*Input rows*
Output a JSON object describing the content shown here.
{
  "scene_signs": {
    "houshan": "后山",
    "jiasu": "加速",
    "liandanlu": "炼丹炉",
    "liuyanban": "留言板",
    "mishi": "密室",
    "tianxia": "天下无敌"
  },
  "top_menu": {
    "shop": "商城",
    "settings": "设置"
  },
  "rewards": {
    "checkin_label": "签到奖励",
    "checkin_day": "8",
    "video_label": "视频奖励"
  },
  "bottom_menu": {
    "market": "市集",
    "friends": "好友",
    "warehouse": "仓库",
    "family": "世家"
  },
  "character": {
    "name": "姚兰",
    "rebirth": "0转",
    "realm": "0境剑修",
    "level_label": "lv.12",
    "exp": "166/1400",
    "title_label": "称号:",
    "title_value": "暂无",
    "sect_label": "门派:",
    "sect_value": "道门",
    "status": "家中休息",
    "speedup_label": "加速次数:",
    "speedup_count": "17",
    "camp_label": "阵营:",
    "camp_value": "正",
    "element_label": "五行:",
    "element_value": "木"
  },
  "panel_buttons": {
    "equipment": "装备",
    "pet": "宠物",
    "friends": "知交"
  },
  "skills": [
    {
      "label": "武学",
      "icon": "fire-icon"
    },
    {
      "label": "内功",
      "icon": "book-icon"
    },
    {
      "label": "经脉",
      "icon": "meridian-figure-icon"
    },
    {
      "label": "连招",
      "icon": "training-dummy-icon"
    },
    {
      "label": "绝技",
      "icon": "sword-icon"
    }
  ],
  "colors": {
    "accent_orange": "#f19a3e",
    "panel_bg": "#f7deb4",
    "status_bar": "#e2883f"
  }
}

*Stated problem*
Could you transcribe the records in full, exactly?

*Written answer*
Output a JSON object describing the content shown here.
{
  "scene_signs": {
    "houshan": "后山",
    "jiasu": "加速",
    "liandanlu": "炼丹炉",
    "liuyanban": "留言板",
    "mishi": "密室",
    "tianxia": "天下无敌"
  },
  "top_menu": {
    "shop": "商城",
    "settings": "设置"
  },
  "rewards": {
    "checkin_label": "签到奖励",
    "checkin_day": "8",
    "video_label": "视频奖励"
  },
  "bottom_menu": {
    "market": "市集",
    "friends": "好友",
    "warehouse": "仓库",
    "family": "世家"
  },
  "character": {
    "name": "姚兰",
    "rebirth": "0转",
    "realm": "0境剑修",
    "level_label": "lv.12",
    "exp": "166/1400",
    "title_label": "称号:",
    "title_value": "暂无",
    "sect_label": "门派:",
    "sect_value": "道门",
    "status": "家中休息",
    "speedup_label": "加速次数:",
    "speedup_count": "17",
    "camp_label": "阵营:",
    "camp_value": "正",
    "element_label": "五行:",
    "element_value": "木"
  },
  "panel_buttons": {
    "equipment": "装备",
    "pet": "宠物",
    "friends": "知交"
  },
  "skills": [
    {
      "label": "武学",
      "icon": "fire-icon"
    },
    {
      "label": "内功",
      "icon": "book-icon"
    },
    {
      "label": "经脉",
      "icon": "meridian-figure-icon"
    },
    {
      "label": "连招",
      "icon": "training-dummy-icon"
    },
    {
      "label": "绝技",
      "icon": "sword-icon"
    }
  ],
  "colors": {
    "accent_orange": "#f19a3e",
    "panel_bg": "#f7deb4",
    "status_bar": "#e2883f"
  }
}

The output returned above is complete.